Your task is to transcribe all of the records exactly and leave out the pictures.
---------- SOURCE MATERIAL ----------
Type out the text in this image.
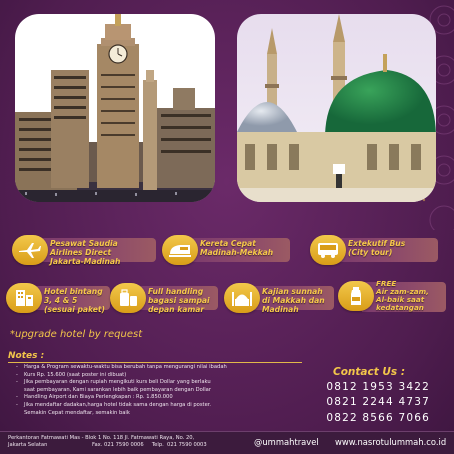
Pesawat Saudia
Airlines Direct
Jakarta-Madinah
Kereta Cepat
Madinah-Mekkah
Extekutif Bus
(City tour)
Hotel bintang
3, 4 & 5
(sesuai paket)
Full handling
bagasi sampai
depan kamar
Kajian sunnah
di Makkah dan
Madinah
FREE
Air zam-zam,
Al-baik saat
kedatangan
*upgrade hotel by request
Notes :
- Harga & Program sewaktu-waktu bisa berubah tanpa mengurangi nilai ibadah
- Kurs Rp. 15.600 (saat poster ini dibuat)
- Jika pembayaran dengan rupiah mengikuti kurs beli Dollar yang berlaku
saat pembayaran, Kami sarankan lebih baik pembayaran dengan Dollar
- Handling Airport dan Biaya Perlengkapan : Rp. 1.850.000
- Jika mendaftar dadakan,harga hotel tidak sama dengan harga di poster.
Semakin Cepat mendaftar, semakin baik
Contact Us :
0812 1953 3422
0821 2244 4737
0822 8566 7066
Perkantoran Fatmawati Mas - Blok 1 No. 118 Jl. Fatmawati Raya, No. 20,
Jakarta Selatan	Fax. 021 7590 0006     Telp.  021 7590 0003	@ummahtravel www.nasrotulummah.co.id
----------
WRITTEN SOLUTION:
Type out the text in this image.
Pesawat Saudia
Airlines Direct
Jakarta-Madinah
Kereta Cepat
Madinah-Mekkah
Extekutif Bus
(City tour)
Hotel bintang
3, 4 & 5
(sesuai paket)
Full handling
bagasi sampai
depan kamar
Kajian sunnah
di Makkah dan
Madinah
FREE
Air zam-zam,
Al-baik saat
kedatangan
*upgrade hotel by request
Notes :
- Harga & Program sewaktu-waktu bisa berubah tanpa mengurangi nilai ibadah
- Kurs Rp. 15.600 (saat poster ini dibuat)
- Jika pembayaran dengan rupiah mengikuti kurs beli Dollar yang berlaku
saat pembayaran, Kami sarankan lebih baik pembayaran dengan Dollar
- Handling Airport dan Biaya Perlengkapan : Rp. 1.850.000
- Jika mendaftar dadakan,harga hotel tidak sama dengan harga di poster.
Semakin Cepat mendaftar, semakin baik
Contact Us :
0812 1953 3422
0821 2244 4737
0822 8566 7066
Perkantoran Fatmawati Mas - Blok 1 No. 118 Jl. Fatmawati Raya, No. 20,
Jakarta Selatan	Fax. 021 7590 0006     Telp.  021 7590 0003	@ummahtravel www.nasrotulummah.co.id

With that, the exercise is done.